-- start of INPUT RECORDS --
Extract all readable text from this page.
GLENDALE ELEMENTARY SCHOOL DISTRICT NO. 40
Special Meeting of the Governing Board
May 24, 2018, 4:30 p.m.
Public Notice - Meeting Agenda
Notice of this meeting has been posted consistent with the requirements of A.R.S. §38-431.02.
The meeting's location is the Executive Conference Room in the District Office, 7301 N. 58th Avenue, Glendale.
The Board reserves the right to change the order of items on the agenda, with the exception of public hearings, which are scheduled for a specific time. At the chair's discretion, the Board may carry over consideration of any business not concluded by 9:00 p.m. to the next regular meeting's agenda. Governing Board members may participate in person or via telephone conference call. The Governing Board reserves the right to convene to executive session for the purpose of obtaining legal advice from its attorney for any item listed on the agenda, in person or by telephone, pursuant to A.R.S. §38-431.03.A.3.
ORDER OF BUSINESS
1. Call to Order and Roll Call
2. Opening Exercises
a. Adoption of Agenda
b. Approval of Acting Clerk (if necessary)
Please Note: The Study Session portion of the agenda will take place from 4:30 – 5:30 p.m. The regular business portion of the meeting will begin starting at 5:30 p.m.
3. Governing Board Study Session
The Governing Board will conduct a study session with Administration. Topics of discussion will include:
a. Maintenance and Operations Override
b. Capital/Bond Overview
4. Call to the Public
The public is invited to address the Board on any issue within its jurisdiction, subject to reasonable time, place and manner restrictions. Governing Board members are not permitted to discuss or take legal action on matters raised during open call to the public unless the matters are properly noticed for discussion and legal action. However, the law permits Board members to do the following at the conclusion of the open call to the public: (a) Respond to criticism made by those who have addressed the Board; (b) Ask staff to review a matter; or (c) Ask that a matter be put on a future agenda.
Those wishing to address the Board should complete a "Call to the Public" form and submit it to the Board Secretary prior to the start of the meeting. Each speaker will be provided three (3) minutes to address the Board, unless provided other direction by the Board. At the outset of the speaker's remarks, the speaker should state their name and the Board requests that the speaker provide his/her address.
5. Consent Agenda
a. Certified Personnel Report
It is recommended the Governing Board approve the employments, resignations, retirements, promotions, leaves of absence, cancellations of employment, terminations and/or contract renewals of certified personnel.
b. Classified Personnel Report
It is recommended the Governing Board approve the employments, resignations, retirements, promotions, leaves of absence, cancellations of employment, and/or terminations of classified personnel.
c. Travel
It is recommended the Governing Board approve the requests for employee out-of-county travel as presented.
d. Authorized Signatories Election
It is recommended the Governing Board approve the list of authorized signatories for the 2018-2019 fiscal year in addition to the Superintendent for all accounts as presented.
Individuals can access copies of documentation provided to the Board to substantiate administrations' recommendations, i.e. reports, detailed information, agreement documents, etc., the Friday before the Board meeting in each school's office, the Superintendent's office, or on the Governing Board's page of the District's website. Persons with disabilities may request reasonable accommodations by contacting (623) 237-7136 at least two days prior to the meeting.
-- end of INPUT RECORDS --
# TASK DESCRIPTION:
Only a number is wanted: how many lines contain "employment"?

# FULL ANSWER:
2